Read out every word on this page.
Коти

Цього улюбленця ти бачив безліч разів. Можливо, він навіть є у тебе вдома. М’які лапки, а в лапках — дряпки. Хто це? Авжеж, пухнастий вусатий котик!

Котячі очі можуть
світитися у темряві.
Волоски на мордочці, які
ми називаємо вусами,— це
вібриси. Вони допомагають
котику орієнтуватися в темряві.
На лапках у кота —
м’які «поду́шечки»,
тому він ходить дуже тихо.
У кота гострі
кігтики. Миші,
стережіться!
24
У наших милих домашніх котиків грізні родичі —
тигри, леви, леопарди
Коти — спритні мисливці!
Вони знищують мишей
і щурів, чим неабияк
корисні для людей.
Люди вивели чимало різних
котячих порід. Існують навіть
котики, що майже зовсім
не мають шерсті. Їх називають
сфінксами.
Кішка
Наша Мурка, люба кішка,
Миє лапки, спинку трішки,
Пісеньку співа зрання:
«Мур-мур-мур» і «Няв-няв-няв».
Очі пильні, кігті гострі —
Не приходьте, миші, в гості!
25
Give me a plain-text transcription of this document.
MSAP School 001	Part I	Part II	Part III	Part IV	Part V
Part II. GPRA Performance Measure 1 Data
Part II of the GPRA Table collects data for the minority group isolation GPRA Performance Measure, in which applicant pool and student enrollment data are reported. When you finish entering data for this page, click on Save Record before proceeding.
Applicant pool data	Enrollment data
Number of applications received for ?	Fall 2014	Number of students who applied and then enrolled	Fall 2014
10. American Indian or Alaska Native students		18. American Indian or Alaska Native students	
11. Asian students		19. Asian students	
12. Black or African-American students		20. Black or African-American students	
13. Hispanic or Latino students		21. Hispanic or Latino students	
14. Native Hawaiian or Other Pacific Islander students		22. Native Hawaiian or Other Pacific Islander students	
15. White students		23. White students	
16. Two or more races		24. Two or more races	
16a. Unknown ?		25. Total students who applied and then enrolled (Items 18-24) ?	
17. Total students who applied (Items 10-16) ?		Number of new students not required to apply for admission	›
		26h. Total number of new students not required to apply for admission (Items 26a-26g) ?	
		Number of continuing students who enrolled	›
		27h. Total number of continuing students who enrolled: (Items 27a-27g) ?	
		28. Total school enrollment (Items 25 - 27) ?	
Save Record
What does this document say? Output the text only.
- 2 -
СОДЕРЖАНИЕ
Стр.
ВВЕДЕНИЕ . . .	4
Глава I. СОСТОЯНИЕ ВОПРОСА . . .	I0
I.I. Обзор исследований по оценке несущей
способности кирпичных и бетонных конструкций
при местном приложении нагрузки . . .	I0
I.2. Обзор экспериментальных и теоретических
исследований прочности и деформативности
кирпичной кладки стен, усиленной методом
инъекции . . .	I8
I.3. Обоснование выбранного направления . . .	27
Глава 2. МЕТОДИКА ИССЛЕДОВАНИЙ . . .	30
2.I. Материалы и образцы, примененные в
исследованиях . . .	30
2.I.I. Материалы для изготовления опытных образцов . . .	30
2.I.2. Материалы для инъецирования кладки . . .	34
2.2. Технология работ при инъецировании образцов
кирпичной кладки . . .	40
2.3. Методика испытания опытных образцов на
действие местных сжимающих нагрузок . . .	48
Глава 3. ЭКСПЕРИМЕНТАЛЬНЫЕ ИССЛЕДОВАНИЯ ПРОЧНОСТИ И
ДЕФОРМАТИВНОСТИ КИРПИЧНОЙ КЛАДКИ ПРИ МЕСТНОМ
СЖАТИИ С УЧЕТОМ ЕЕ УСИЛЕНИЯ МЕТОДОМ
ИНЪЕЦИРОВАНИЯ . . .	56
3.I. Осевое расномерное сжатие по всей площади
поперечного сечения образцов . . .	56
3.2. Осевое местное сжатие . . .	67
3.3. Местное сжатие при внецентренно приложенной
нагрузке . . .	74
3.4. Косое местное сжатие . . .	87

» To do
Extract the complete data, matching each line exactly.

» Result for this exercise
Read out every word on this page.
Коти

Цього улюбленця ти бачив безліч разів. Можливо, він навіть є у тебе вдома. М’які лапки, а в лапках — дряпки. Хто це? Авжеж, пухнастий вусатий котик!

Котячі очі можуть
світитися у темряві.
Волоски на мордочці, які
ми називаємо вусами,— це
вібриси. Вони допомагають
котику орієнтуватися в темряві.
На лапках у кота —
м’які «поду́шечки»,
тому він ходить дуже тихо.
У кота гострі
кігтики. Миші,
стережіться!
24
У наших милих домашніх котиків грізні родичі —
тигри, леви, леопарди
Коти — спритні мисливці!
Вони знищують мишей
і щурів, чим неабияк
корисні для людей.
Люди вивели чимало різних
котячих порід. Існують навіть
котики, що майже зовсім
не мають шерсті. Їх називають
сфінксами.
Кішка
Наша Мурка, люба кішка,
Миє лапки, спинку трішки,
Пісеньку співа зрання:
«Мур-мур-мур» і «Няв-няв-няв».
Очі пильні, кігті гострі —
Не приходьте, миші, в гості!
25
Give me a plain-text transcription of this document.
MSAP School 001	Part I	Part II	Part III	Part IV	Part V
Part II. GPRA Performance Measure 1 Data
Part II of the GPRA Table collects data for the minority group isolation GPRA Performance Measure, in which applicant pool and student enrollment data are reported. When you finish entering data for this page, click on Save Record before proceeding.
Applicant pool data	Enrollment data
Number of applications received for ?	Fall 2014	Number of students who applied and then enrolled	Fall 2014
10. American Indian or Alaska Native students		18. American Indian or Alaska Native students	
11. Asian students		19. Asian students	
12. Black or African-American students		20. Black or African-American students	
13. Hispanic or Latino students		21. Hispanic or Latino students	
14. Native Hawaiian or Other Pacific Islander students		22. Native Hawaiian or Other Pacific Islander students	
15. White students		23. White students	
16. Two or more races		24. Two or more races	
16a. Unknown ?		25. Total students who applied and then enrolled (Items 18-24) ?	
17. Total students who applied (Items 10-16) ?		Number of new students not required to apply for admission	›
		26h. Total number of new students not required to apply for admission (Items 26a-26g) ?	
		Number of continuing students who enrolled	›
		27h. Total number of continuing students who enrolled: (Items 27a-27g) ?	
		28. Total school enrollment (Items 25 - 27) ?	
Save Record
What does this document say? Output the text only.
- 2 -
СОДЕРЖАНИЕ
Стр.
ВВЕДЕНИЕ . . .	4
Глава I. СОСТОЯНИЕ ВОПРОСА . . .	I0
I.I. Обзор исследований по оценке несущей
способности кирпичных и бетонных конструкций
при местном приложении нагрузки . . .	I0
I.2. Обзор экспериментальных и теоретических
исследований прочности и деформативности
кирпичной кладки стен, усиленной методом
инъекции . . .	I8
I.3. Обоснование выбранного направления . . .	27
Глава 2. МЕТОДИКА ИССЛЕДОВАНИЙ . . .	30
2.I. Материалы и образцы, примененные в
исследованиях . . .	30
2.I.I. Материалы для изготовления опытных образцов . . .	30
2.I.2. Материалы для инъецирования кладки . . .	34
2.2. Технология работ при инъецировании образцов
кирпичной кладки . . .	40
2.3. Методика испытания опытных образцов на
действие местных сжимающих нагрузок . . .	48
Глава 3. ЭКСПЕРИМЕНТАЛЬНЫЕ ИССЛЕДОВАНИЯ ПРОЧНОСТИ И
ДЕФОРМАТИВНОСТИ КИРПИЧНОЙ КЛАДКИ ПРИ МЕСТНОМ
СЖАТИИ С УЧЕТОМ ЕЕ УСИЛЕНИЯ МЕТОДОМ
ИНЪЕЦИРОВАНИЯ . . .	56
3.I. Осевое расномерное сжатие по всей площади
поперечного сечения образцов . . .	56
3.2. Осевое местное сжатие . . .	67
3.3. Местное сжатие при внецентренно приложенной
нагрузке . . .	74
3.4. Косое местное сжатие . . .	87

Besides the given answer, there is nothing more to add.